• [Task to complete] Restate each of the lines below word for word and drop every picture.

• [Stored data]
[BEGIN]
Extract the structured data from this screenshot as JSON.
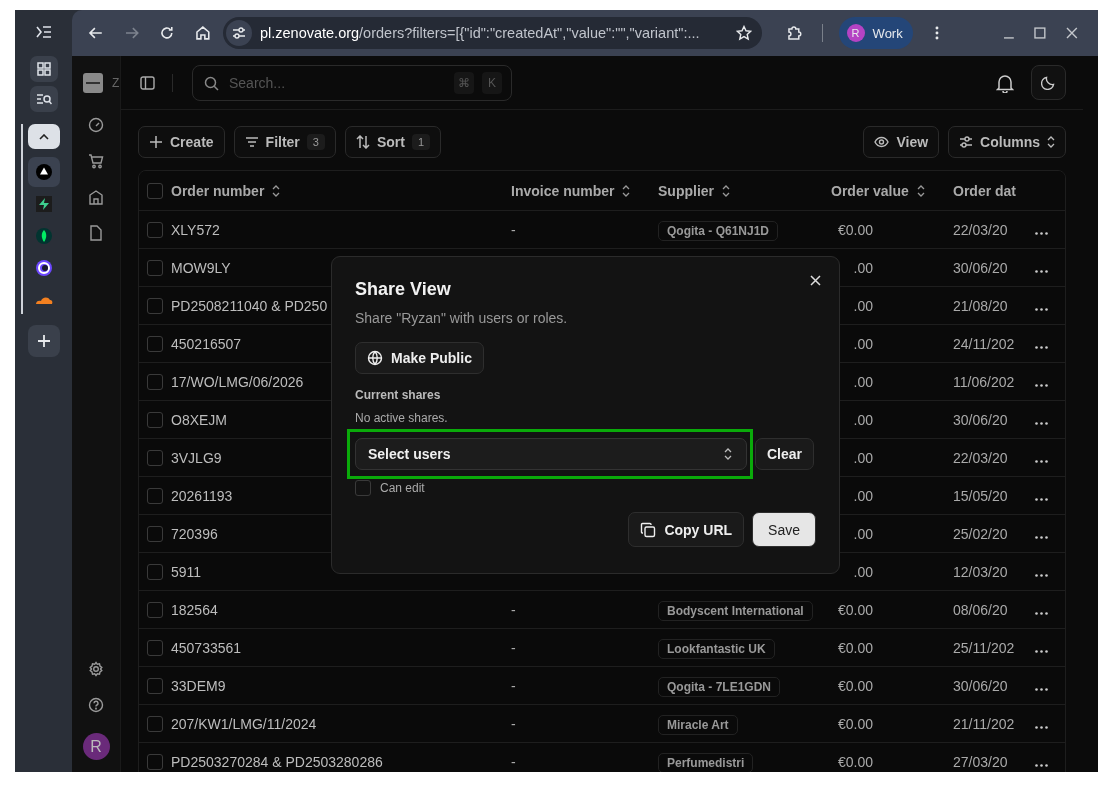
{
  "browser": {
    "tabs": [
      {
        "kind": "triangle",
        "selected": true
      },
      {
        "kind": "bolt",
        "selected": false
      },
      {
        "kind": "leaf",
        "selected": false
      },
      {
        "kind": "ring",
        "selected": false
      },
      {
        "kind": "cloud",
        "selected": false
      }
    ],
    "nav": [
      {
        "kind": "back",
        "disabled": false
      },
      {
        "kind": "forward",
        "disabled": true
      },
      {
        "kind": "reload",
        "disabled": false
      },
      {
        "kind": "home",
        "disabled": false
      }
    ],
    "address": {
      "host": "pl.zenovate.org",
      "path": "/orders?filters=[{\"id\":\"createdAt\",\"value\":\"\",\"variant\":..."
    },
    "profile": {
      "initial": "R",
      "name": "Work"
    }
  },
  "app": {
    "name": "Z",
    "search": {
      "placeholder": "Search...",
      "keys": [
        "⌘",
        "K"
      ]
    },
    "toolbar": {
      "left": [
        {
          "kind": "create",
          "label": "Create"
        },
        {
          "kind": "filter",
          "label": "Filter",
          "count": "3"
        },
        {
          "kind": "sort",
          "label": "Sort",
          "count": "1"
        }
      ],
      "right": [
        {
          "kind": "view",
          "label": "View"
        },
        {
          "kind": "columns",
          "label": "Columns"
        }
      ]
    },
    "table": {
      "all_checked": false,
      "columns": [
        "Order number",
        "Invoice number",
        "Supplier",
        "Order value",
        "Order dat"
      ],
      "rows": [
        {
          "checked": false,
          "order_number": "XLY572",
          "invoice_number": "-",
          "supplier": "Qogita - Q61NJ1D",
          "order_value": "€0.00",
          "order_date": "22/03/20"
        },
        {
          "checked": false,
          "order_number": "MOW9LY",
          "order_value": ".00",
          "order_date": "30/06/20"
        },
        {
          "checked": false,
          "order_number": "PD2508211040 & PD250",
          "order_value": ".00",
          "order_date": "21/08/20"
        },
        {
          "checked": false,
          "order_number": "450216507",
          "order_value": ".00",
          "order_date": "24/11/202"
        },
        {
          "checked": false,
          "order_number": "17/WO/LMG/06/2026",
          "order_value": ".00",
          "order_date": "11/06/202"
        },
        {
          "checked": false,
          "order_number": "O8XEJM",
          "order_value": ".00",
          "order_date": "30/06/20"
        },
        {
          "checked": false,
          "order_number": "3VJLG9",
          "order_value": ".00",
          "order_date": "22/03/20"
        },
        {
          "checked": false,
          "order_number": "20261193",
          "order_value": ".00",
          "order_date": "15/05/20"
        },
        {
          "checked": false,
          "order_number": "720396",
          "order_value": ".00",
          "order_date": "25/02/20"
        },
        {
          "checked": false,
          "order_number": "5911",
          "order_value": ".00",
          "order_date": "12/03/20"
        },
        {
          "checked": false,
          "order_number": "182564",
          "invoice_number": "-",
          "supplier": "Bodyscent International",
          "order_value": "€0.00",
          "order_date": "08/06/20"
        },
        {
          "checked": false,
          "order_number": "450733561",
          "invoice_number": "-",
          "supplier": "Lookfantastic UK",
          "order_value": "€0.00",
          "order_date": "25/11/202"
        },
        {
          "checked": false,
          "order_number": "33DEM9",
          "invoice_number": "-",
          "supplier": "Qogita - 7LE1GDN",
          "order_value": "€0.00",
          "order_date": "30/06/20"
        },
        {
          "checked": false,
          "order_number": "207/KW1/LMG/11/2024",
          "invoice_number": "-",
          "supplier": "Miracle Art",
          "order_value": "€0.00",
          "order_date": "21/11/202"
        },
        {
          "checked": false,
          "order_number": "PD2503270284 & PD2503280286",
          "invoice_number": "-",
          "supplier": "Perfumedistri",
          "order_value": "€0.00",
          "order_date": "27/03/20"
        }
      ]
    },
    "user_initial": "R"
  },
  "dialog": {
    "title": "Share View",
    "subtitle": "Share \"Ryzan\" with users or roles.",
    "make_public": "Make Public",
    "current_shares_label": "Current shares",
    "empty_text": "No active shares.",
    "select": {
      "placeholder": "Select users",
      "highlighted": true
    },
    "clear": "Clear",
    "can_edit": {
      "label": "Can edit",
      "checked": false
    },
    "copy_url": "Copy URL",
    "save": "Save"
  }
}
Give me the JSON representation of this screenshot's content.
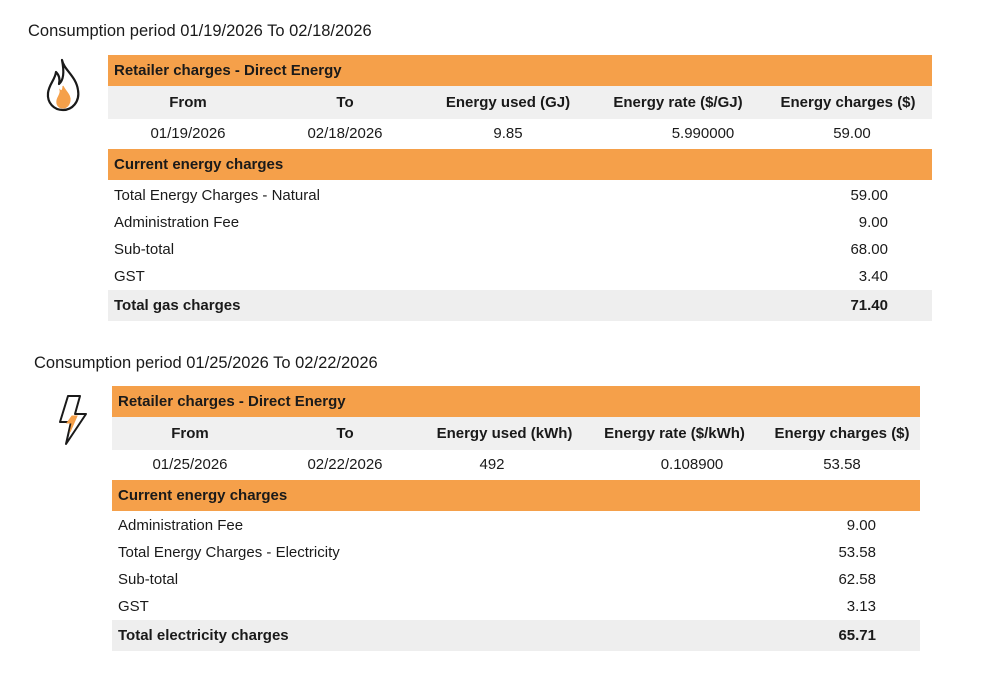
{
  "gas": {
    "period_title": "Consumption period 01/19/2026 To 02/18/2026",
    "retailer_label": "Retailer charges - Direct Energy",
    "columns": [
      "From",
      "To",
      "Energy used (GJ)",
      "Energy rate ($/GJ)",
      "Energy charges ($)"
    ],
    "row": [
      "01/19/2026",
      "02/18/2026",
      "9.85",
      "5.990000",
      "59.00"
    ],
    "current_label": "Current energy charges",
    "lines": [
      {
        "label": "Total Energy Charges - Natural",
        "amount": "59.00"
      },
      {
        "label": "Administration Fee",
        "amount": "9.00"
      },
      {
        "label": "Sub-total",
        "amount": "68.00"
      },
      {
        "label": "GST",
        "amount": "3.40"
      }
    ],
    "total": {
      "label": "Total gas charges",
      "amount": "71.40"
    },
    "icon": "flame-icon"
  },
  "electricity": {
    "period_title": "Consumption period 01/25/2026 To 02/22/2026",
    "retailer_label": "Retailer charges - Direct Energy",
    "columns": [
      "From",
      "To",
      "Energy used (kWh)",
      "Energy rate ($/kWh)",
      "Energy charges ($)"
    ],
    "row": [
      "01/25/2026",
      "02/22/2026",
      "492",
      "0.108900",
      "53.58"
    ],
    "current_label": "Current energy charges",
    "lines": [
      {
        "label": "Administration Fee",
        "amount": "9.00"
      },
      {
        "label": "Total Energy Charges - Electricity",
        "amount": "53.58"
      },
      {
        "label": "Sub-total",
        "amount": "62.58"
      },
      {
        "label": "GST",
        "amount": "3.13"
      }
    ],
    "total": {
      "label": "Total electricity charges",
      "amount": "65.71"
    },
    "icon": "lightning-icon"
  },
  "colors": {
    "accent": "#f5a04a",
    "header_bg": "#f0f0f0",
    "total_bg": "#eeeeee"
  }
}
[END]
• [Exercise answer]
Extract the structured data from this screenshot as JSON.
{
  "browser": {
    "tabs": [
      {
        "kind": "triangle",
        "selected": true
      },
      {
        "kind": "bolt",
        "selected": false
      },
      {
        "kind": "leaf",
        "selected": false
      },
      {
        "kind": "ring",
        "selected": false
      },
      {
        "kind": "cloud",
        "selected": false
      }
    ],
    "nav": [
      {
        "kind": "back",
        "disabled": false
      },
      {
        "kind": "forward",
        "disabled": true
      },
      {
        "kind": "reload",
        "disabled": false
      },
      {
        "kind": "home",
        "disabled": false
      }
    ],
    "address": {
      "host": "pl.zenovate.org",
      "path": "/orders?filters=[{\"id\":\"createdAt\",\"value\":\"\",\"variant\":..."
    },
    "profile": {
      "initial": "R",
      "name": "Work"
    }
  },
  "app": {
    "name": "Z",
    "search": {
      "placeholder": "Search...",
      "keys": [
        "⌘",
        "K"
      ]
    },
    "toolbar": {
      "left": [
        {
          "kind": "create",
          "label": "Create"
        },
        {
          "kind": "filter",
          "label": "Filter",
          "count": "3"
        },
        {
          "kind": "sort",
          "label": "Sort",
          "count": "1"
        }
      ],
      "right": [
        {
          "kind": "view",
          "label": "View"
        },
        {
          "kind": "columns",
          "label": "Columns"
        }
      ]
    },
    "table": {
      "all_checked": false,
      "columns": [
        "Order number",
        "Invoice number",
        "Supplier",
        "Order value",
        "Order dat"
      ],
      "rows": [
        {
          "checked": false,
          "order_number": "XLY572",
          "invoice_number": "-",
          "supplier": "Qogita - Q61NJ1D",
          "order_value": "€0.00",
          "order_date": "22/03/20"
        },
        {
          "checked": false,
          "order_number": "MOW9LY",
          "order_value": ".00",
          "order_date": "30/06/20"
        },
        {
          "checked": false,
          "order_number": "PD2508211040 & PD250",
          "order_value": ".00",
          "order_date": "21/08/20"
        },
        {
          "checked": false,
          "order_number": "450216507",
          "order_value": ".00",
          "order_date": "24/11/202"
        },
        {
          "checked": false,
          "order_number": "17/WO/LMG/06/2026",
          "order_value": ".00",
          "order_date": "11/06/202"
        },
        {
          "checked": false,
          "order_number": "O8XEJM",
          "order_value": ".00",
          "order_date": "30/06/20"
        },
        {
          "checked": false,
          "order_number": "3VJLG9",
          "order_value": ".00",
          "order_date": "22/03/20"
        },
        {
          "checked": false,
          "order_number": "20261193",
          "order_value": ".00",
          "order_date": "15/05/20"
        },
        {
          "checked": false,
          "order_number": "720396",
          "order_value": ".00",
          "order_date": "25/02/20"
        },
        {
          "checked": false,
          "order_number": "5911",
          "order_value": ".00",
          "order_date": "12/03/20"
        },
        {
          "checked": false,
          "order_number": "182564",
          "invoice_number": "-",
          "supplier": "Bodyscent International",
          "order_value": "€0.00",
          "order_date": "08/06/20"
        },
        {
          "checked": false,
          "order_number": "450733561",
          "invoice_number": "-",
          "supplier": "Lookfantastic UK",
          "order_value": "€0.00",
          "order_date": "25/11/202"
        },
        {
          "checked": false,
          "order_number": "33DEM9",
          "invoice_number": "-",
          "supplier": "Qogita - 7LE1GDN",
          "order_value": "€0.00",
          "order_date": "30/06/20"
        },
        {
          "checked": false,
          "order_number": "207/KW1/LMG/11/2024",
          "invoice_number": "-",
          "supplier": "Miracle Art",
          "order_value": "€0.00",
          "order_date": "21/11/202"
        },
        {
          "checked": false,
          "order_number": "PD2503270284 & PD2503280286",
          "invoice_number": "-",
          "supplier": "Perfumedistri",
          "order_value": "€0.00",
          "order_date": "27/03/20"
        }
      ]
    },
    "user_initial": "R"
  },
  "dialog": {
    "title": "Share View",
    "subtitle": "Share \"Ryzan\" with users or roles.",
    "make_public": "Make Public",
    "current_shares_label": "Current shares",
    "empty_text": "No active shares.",
    "select": {
      "placeholder": "Select users",
      "highlighted": true
    },
    "clear": "Clear",
    "can_edit": {
      "label": "Can edit",
      "checked": false
    },
    "copy_url": "Copy URL",
    "save": "Save"
  }
}
Give me the JSON representation of this screenshot's content.
{
  "gas": {
    "period_title": "Consumption period 01/19/2026 To 02/18/2026",
    "retailer_label": "Retailer charges - Direct Energy",
    "columns": [
      "From",
      "To",
      "Energy used (GJ)",
      "Energy rate ($/GJ)",
      "Energy charges ($)"
    ],
    "row": [
      "01/19/2026",
      "02/18/2026",
      "9.85",
      "5.990000",
      "59.00"
    ],
    "current_label": "Current energy charges",
    "lines": [
      {
        "label": "Total Energy Charges - Natural",
        "amount": "59.00"
      },
      {
        "label": "Administration Fee",
        "amount": "9.00"
      },
      {
        "label": "Sub-total",
        "amount": "68.00"
      },
      {
        "label": "GST",
        "amount": "3.40"
      }
    ],
    "total": {
      "label": "Total gas charges",
      "amount": "71.40"
    },
    "icon": "flame-icon"
  },
  "electricity": {
    "period_title": "Consumption period 01/25/2026 To 02/22/2026",
    "retailer_label": "Retailer charges - Direct Energy",
    "columns": [
      "From",
      "To",
      "Energy used (kWh)",
      "Energy rate ($/kWh)",
      "Energy charges ($)"
    ],
    "row": [
      "01/25/2026",
      "02/22/2026",
      "492",
      "0.108900",
      "53.58"
    ],
    "current_label": "Current energy charges",
    "lines": [
      {
        "label": "Administration Fee",
        "amount": "9.00"
      },
      {
        "label": "Total Energy Charges - Electricity",
        "amount": "53.58"
      },
      {
        "label": "Sub-total",
        "amount": "62.58"
      },
      {
        "label": "GST",
        "amount": "3.13"
      }
    ],
    "total": {
      "label": "Total electricity charges",
      "amount": "65.71"
    },
    "icon": "lightning-icon"
  },
  "colors": {
    "accent": "#f5a04a",
    "header_bg": "#f0f0f0",
    "total_bg": "#eeeeee"
  }
}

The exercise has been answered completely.